What you need to do >> Beneath this sentence is a listing. Return its lines from the one containing "Give me a plain-text" through the last, exactly, and omit the pictures.
━━━ Information given ━━━
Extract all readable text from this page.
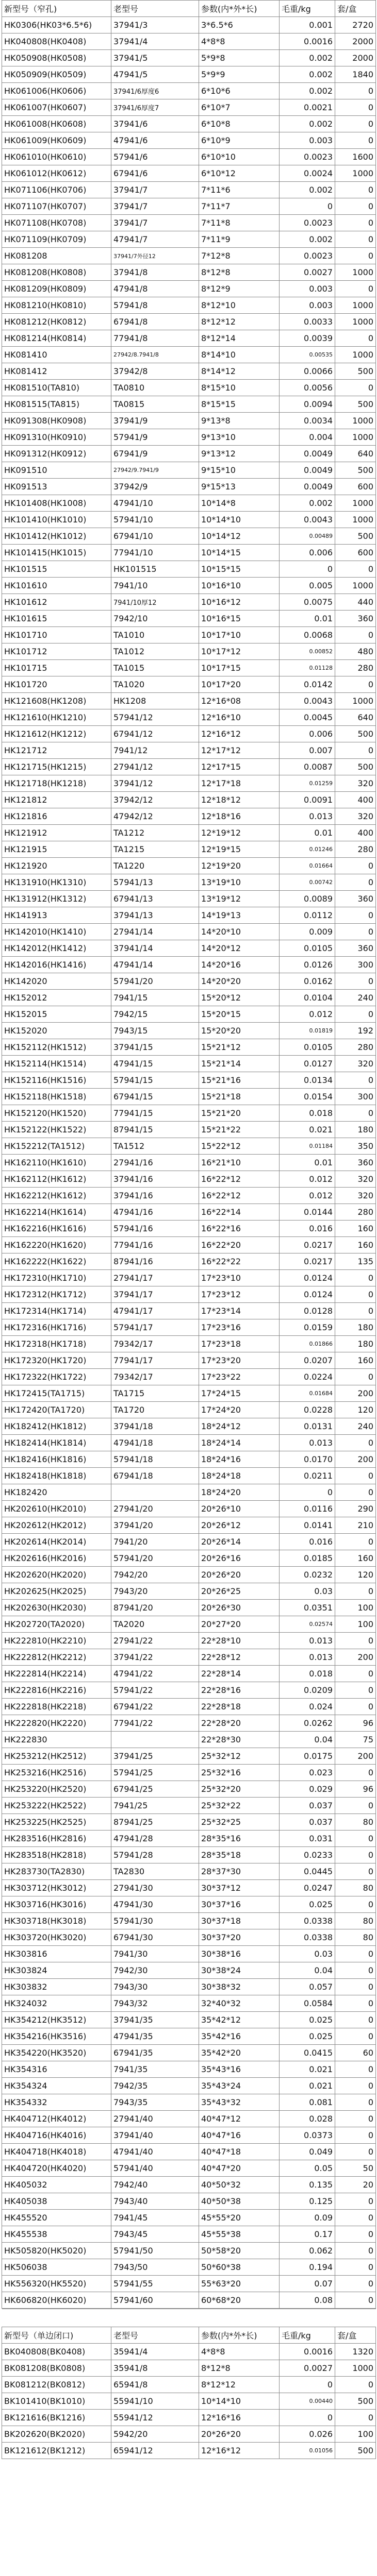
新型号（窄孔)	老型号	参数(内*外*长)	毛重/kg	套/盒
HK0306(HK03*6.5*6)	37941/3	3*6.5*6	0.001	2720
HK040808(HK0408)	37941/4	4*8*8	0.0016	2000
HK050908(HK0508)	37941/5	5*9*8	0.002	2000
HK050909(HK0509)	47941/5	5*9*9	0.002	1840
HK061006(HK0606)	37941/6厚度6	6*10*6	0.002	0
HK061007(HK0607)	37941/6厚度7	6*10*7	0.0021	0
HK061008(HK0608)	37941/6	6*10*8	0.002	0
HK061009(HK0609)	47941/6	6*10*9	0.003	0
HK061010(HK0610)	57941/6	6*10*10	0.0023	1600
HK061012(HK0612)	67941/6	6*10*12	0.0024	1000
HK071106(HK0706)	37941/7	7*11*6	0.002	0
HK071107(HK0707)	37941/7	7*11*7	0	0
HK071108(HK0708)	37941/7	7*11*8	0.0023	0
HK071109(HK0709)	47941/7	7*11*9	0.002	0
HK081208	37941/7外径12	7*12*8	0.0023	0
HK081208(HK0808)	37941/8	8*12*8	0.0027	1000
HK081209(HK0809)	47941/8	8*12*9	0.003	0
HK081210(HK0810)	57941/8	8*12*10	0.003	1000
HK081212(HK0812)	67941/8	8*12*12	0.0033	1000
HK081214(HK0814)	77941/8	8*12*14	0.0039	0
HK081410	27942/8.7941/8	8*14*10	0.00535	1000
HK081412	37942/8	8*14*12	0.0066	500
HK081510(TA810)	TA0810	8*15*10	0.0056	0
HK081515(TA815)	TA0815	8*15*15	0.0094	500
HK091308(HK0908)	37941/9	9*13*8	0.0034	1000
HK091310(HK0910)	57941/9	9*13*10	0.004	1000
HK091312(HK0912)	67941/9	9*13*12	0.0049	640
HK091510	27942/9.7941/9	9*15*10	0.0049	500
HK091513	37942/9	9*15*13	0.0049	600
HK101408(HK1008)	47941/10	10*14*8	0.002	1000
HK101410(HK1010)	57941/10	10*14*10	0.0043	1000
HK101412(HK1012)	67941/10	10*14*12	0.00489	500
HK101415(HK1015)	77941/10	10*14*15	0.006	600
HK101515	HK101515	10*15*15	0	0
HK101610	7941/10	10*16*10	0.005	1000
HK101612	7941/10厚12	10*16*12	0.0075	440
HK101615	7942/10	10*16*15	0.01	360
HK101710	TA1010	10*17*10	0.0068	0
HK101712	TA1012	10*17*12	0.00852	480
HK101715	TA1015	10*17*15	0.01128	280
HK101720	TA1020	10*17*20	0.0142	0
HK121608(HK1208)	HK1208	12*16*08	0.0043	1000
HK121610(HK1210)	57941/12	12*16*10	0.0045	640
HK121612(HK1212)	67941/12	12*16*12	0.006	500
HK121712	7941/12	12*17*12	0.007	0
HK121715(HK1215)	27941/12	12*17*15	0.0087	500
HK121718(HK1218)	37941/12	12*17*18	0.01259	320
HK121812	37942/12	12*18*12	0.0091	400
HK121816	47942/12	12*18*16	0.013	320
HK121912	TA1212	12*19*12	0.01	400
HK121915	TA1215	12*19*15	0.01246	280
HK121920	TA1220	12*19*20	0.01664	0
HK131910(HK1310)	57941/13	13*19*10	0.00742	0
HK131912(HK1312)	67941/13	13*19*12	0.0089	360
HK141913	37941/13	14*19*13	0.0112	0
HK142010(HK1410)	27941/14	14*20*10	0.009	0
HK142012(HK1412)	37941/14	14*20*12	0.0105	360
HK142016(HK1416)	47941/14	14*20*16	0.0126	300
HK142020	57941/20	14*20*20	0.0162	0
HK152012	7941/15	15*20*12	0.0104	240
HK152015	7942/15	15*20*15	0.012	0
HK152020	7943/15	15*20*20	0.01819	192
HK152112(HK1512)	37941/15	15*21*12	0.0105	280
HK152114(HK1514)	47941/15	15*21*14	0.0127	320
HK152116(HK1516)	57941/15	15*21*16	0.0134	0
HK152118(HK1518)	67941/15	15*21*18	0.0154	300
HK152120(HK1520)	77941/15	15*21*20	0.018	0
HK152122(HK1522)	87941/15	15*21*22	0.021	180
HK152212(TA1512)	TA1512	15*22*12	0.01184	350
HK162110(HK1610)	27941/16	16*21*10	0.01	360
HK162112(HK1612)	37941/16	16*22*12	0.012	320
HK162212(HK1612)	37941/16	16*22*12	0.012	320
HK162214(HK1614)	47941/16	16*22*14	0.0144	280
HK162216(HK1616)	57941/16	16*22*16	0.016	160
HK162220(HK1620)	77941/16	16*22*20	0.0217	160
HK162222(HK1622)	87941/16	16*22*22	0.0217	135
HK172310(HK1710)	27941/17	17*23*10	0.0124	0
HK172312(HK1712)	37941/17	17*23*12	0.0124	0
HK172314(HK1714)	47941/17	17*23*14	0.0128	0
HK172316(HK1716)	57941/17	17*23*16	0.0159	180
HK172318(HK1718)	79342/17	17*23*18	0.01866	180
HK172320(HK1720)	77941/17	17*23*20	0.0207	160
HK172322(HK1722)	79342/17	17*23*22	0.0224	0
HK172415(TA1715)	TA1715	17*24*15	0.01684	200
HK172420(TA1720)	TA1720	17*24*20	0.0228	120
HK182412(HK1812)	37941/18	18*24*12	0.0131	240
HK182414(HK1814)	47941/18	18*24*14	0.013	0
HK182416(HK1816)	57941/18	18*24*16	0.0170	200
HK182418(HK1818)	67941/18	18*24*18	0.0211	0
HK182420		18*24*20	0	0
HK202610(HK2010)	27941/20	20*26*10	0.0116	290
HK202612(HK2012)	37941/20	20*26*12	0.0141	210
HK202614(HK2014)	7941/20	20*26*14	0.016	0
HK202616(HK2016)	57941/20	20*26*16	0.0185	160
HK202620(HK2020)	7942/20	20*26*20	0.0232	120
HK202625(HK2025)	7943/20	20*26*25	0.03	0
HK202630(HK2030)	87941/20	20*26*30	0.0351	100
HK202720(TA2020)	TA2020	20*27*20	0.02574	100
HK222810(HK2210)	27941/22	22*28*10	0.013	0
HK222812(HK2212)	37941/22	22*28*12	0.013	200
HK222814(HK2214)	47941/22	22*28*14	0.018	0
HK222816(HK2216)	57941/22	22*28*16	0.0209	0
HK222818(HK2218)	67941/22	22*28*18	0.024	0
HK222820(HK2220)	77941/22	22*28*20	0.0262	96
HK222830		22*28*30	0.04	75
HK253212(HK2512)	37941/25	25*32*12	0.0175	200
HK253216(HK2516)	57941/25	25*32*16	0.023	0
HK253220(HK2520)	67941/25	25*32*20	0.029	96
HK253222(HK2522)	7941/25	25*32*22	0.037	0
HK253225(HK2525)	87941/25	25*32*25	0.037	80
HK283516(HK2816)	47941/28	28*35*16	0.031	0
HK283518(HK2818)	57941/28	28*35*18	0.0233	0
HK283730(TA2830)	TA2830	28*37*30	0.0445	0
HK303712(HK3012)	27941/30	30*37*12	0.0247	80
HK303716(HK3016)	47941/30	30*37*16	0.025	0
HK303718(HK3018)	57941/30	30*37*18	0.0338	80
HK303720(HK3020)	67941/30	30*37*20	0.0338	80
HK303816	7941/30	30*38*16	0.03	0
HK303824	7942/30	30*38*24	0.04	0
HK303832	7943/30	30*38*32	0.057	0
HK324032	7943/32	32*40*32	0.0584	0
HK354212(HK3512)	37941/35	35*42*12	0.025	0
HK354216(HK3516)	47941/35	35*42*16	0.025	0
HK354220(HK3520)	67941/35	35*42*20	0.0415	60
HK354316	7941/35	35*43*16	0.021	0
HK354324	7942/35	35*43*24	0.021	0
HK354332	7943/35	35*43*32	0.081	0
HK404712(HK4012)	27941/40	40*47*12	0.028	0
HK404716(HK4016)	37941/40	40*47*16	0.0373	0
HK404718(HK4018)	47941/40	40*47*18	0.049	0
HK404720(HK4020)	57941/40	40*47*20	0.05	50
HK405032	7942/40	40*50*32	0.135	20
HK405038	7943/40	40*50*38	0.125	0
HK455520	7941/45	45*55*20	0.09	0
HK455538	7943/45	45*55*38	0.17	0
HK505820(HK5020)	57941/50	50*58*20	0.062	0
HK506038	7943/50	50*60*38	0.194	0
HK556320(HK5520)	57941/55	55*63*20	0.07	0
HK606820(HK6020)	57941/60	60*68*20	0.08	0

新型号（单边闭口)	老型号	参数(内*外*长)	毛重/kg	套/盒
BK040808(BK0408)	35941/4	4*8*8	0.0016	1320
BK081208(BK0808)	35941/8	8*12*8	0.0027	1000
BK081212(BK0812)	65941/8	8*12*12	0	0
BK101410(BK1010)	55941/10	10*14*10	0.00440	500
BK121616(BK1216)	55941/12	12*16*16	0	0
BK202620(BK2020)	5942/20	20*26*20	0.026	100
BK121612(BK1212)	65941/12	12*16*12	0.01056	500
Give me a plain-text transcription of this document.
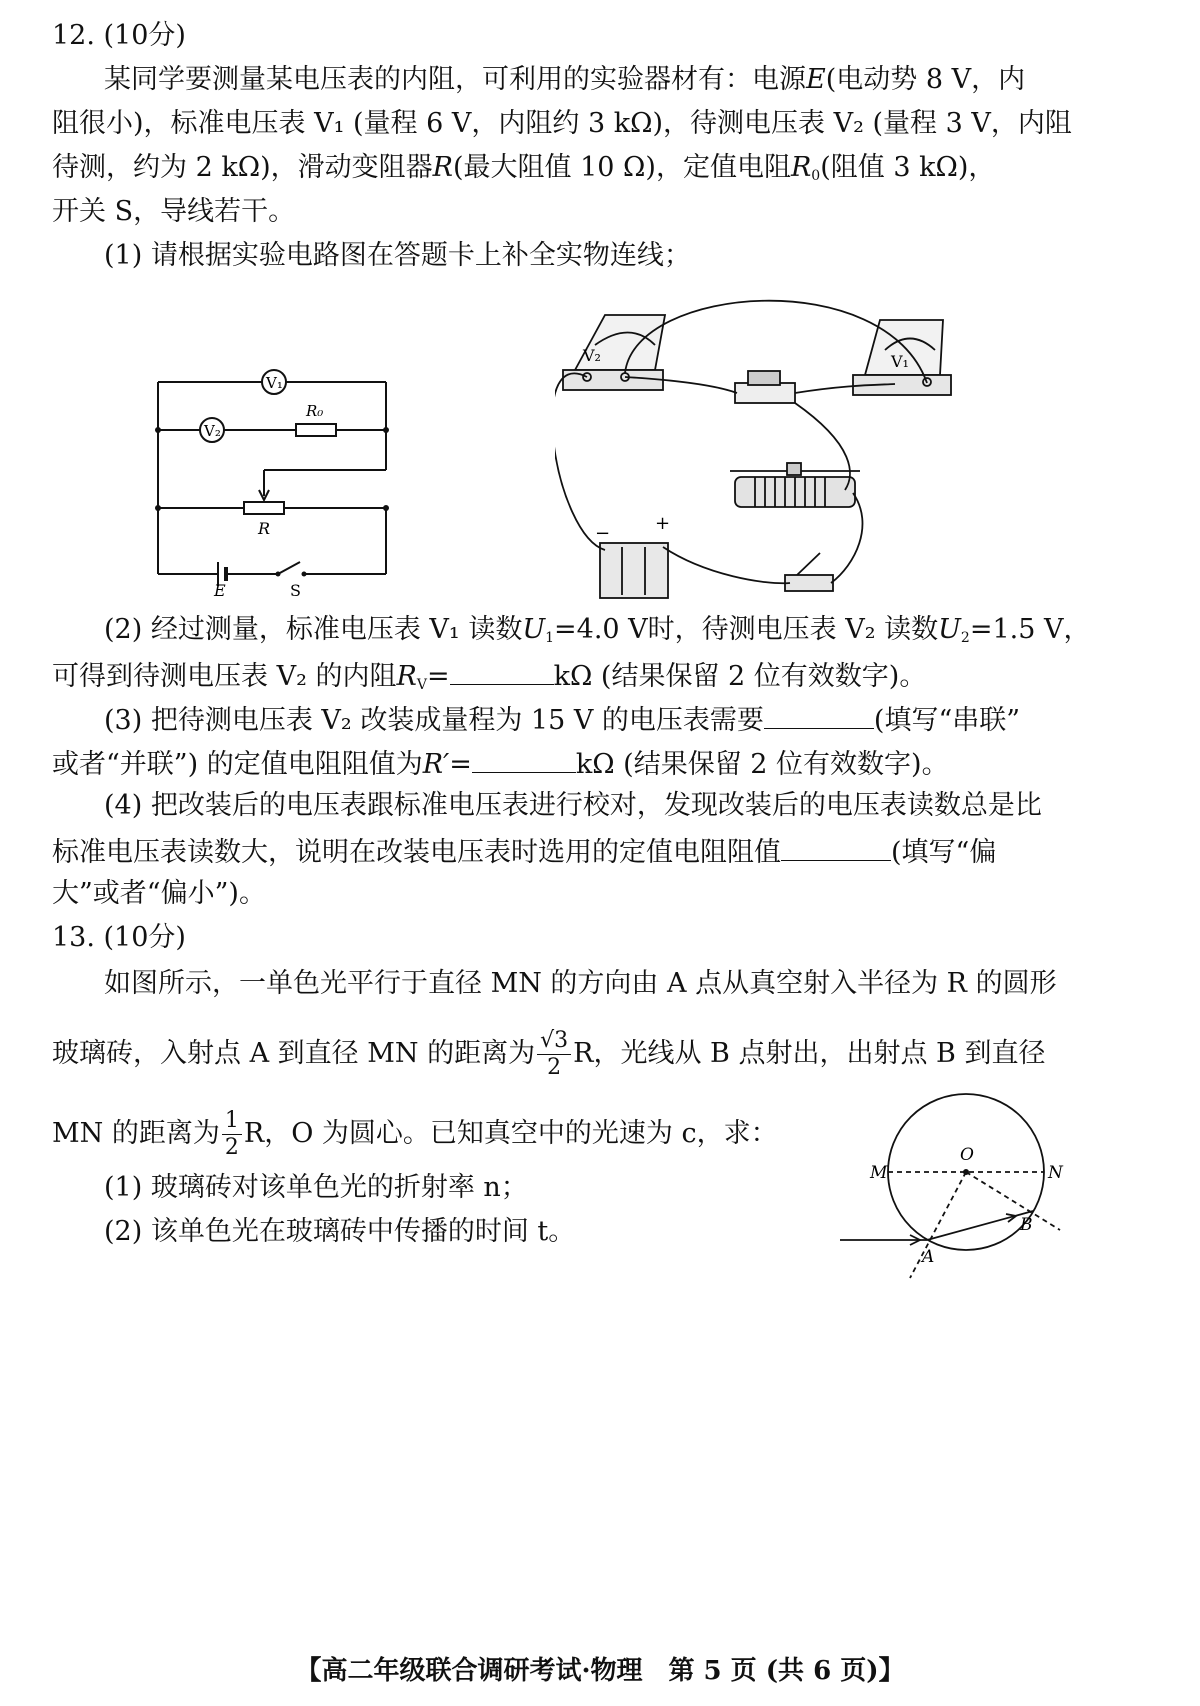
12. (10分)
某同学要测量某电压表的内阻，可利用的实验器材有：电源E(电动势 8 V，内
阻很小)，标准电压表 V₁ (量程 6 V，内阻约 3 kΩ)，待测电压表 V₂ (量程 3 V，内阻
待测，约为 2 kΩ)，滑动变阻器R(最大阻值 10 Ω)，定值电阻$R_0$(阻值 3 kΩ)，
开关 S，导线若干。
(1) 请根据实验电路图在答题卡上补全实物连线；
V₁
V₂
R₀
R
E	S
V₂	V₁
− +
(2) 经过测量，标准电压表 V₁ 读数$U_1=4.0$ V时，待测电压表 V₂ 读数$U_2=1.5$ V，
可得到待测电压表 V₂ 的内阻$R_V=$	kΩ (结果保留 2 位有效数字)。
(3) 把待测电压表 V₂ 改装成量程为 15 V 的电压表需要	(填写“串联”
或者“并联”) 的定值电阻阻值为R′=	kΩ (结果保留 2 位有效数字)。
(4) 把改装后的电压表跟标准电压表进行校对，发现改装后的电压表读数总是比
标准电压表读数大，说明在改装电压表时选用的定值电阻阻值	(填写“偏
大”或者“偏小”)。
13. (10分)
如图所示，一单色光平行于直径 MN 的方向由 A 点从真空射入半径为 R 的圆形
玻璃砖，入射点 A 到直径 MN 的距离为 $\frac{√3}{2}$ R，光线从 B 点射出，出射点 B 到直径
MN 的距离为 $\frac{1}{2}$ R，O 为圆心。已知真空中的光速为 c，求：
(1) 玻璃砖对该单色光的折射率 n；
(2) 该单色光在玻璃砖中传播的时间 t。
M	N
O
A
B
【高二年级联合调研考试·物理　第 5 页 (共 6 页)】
━━━
Final answer >>
Give me a plain-text transcription of this document.
12. (10分)
某同学要测量某电压表的内阻，可利用的实验器材有：电源E(电动势 8 V，内
阻很小)，标准电压表 V₁ (量程 6 V，内阻约 3 kΩ)，待测电压表 V₂ (量程 3 V，内阻
待测，约为 2 kΩ)，滑动变阻器R(最大阻值 10 Ω)，定值电阻$R_0$(阻值 3 kΩ)，
开关 S，导线若干。
(1) 请根据实验电路图在答题卡上补全实物连线；
V₁
V₂
R₀
R
E	S
V₂	V₁
− +
(2) 经过测量，标准电压表 V₁ 读数$U_1=4.0$ V时，待测电压表 V₂ 读数$U_2=1.5$ V，
可得到待测电压表 V₂ 的内阻$R_V=$	kΩ (结果保留 2 位有效数字)。
(3) 把待测电压表 V₂ 改装成量程为 15 V 的电压表需要	(填写“串联”
或者“并联”) 的定值电阻阻值为R′=	kΩ (结果保留 2 位有效数字)。
(4) 把改装后的电压表跟标准电压表进行校对，发现改装后的电压表读数总是比
标准电压表读数大，说明在改装电压表时选用的定值电阻阻值	(填写“偏
大”或者“偏小”)。
13. (10分)
如图所示，一单色光平行于直径 MN 的方向由 A 点从真空射入半径为 R 的圆形
玻璃砖，入射点 A 到直径 MN 的距离为 $\frac{√3}{2}$ R，光线从 B 点射出，出射点 B 到直径
MN 的距离为 $\frac{1}{2}$ R，O 为圆心。已知真空中的光速为 c，求：
(1) 玻璃砖对该单色光的折射率 n；
(2) 该单色光在玻璃砖中传播的时间 t。
M	N
O
A
B
【高二年级联合调研考试·物理　第 5 页 (共 6 页)】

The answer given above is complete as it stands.